> _Available records_:

◆ ◆ ◆ ◆ ◆ ◆ ◆

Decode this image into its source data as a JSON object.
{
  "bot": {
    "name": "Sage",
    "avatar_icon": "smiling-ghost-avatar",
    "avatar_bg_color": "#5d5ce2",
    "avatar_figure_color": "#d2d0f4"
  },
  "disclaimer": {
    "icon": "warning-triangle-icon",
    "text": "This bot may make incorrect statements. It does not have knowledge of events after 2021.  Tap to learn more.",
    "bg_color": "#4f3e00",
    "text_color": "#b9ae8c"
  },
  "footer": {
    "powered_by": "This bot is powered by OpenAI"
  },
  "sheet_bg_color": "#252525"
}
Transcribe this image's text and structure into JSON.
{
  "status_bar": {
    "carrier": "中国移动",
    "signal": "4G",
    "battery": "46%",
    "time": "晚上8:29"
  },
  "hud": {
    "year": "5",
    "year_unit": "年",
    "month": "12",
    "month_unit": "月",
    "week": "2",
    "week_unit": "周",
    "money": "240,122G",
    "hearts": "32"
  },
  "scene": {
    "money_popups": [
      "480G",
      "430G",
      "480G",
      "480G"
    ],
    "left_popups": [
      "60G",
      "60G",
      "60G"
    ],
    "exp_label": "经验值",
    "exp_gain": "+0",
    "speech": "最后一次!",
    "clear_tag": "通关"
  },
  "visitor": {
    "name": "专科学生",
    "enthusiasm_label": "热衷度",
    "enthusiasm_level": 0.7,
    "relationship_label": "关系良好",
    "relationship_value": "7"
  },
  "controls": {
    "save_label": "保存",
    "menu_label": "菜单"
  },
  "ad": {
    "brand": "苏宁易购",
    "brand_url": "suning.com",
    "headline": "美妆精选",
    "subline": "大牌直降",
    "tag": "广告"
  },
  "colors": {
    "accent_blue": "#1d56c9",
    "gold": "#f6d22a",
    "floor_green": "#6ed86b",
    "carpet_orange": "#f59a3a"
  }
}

◆ ◆ ◆ ◆ ◆ ◆ ◆

> _Task to complete_: All of the data shown above must be copied exactly.

> _The answer_:
Decode this image into its source data as a JSON object.
{
  "bot": {
    "name": "Sage",
    "avatar_icon": "smiling-ghost-avatar",
    "avatar_bg_color": "#5d5ce2",
    "avatar_figure_color": "#d2d0f4"
  },
  "disclaimer": {
    "icon": "warning-triangle-icon",
    "text": "This bot may make incorrect statements. It does not have knowledge of events after 2021.  Tap to learn more.",
    "bg_color": "#4f3e00",
    "text_color": "#b9ae8c"
  },
  "footer": {
    "powered_by": "This bot is powered by OpenAI"
  },
  "sheet_bg_color": "#252525"
}
Transcribe this image's text and structure into JSON.
{
  "status_bar": {
    "carrier": "中国移动",
    "signal": "4G",
    "battery": "46%",
    "time": "晚上8:29"
  },
  "hud": {
    "year": "5",
    "year_unit": "年",
    "month": "12",
    "month_unit": "月",
    "week": "2",
    "week_unit": "周",
    "money": "240,122G",
    "hearts": "32"
  },
  "scene": {
    "money_popups": [
      "480G",
      "430G",
      "480G",
      "480G"
    ],
    "left_popups": [
      "60G",
      "60G",
      "60G"
    ],
    "exp_label": "经验值",
    "exp_gain": "+0",
    "speech": "最后一次!",
    "clear_tag": "通关"
  },
  "visitor": {
    "name": "专科学生",
    "enthusiasm_label": "热衷度",
    "enthusiasm_level": 0.7,
    "relationship_label": "关系良好",
    "relationship_value": "7"
  },
  "controls": {
    "save_label": "保存",
    "menu_label": "菜单"
  },
  "ad": {
    "brand": "苏宁易购",
    "brand_url": "suning.com",
    "headline": "美妆精选",
    "subline": "大牌直降",
    "tag": "广告"
  },
  "colors": {
    "accent_blue": "#1d56c9",
    "gold": "#f6d22a",
    "floor_green": "#6ed86b",
    "carpet_orange": "#f59a3a"
  }
}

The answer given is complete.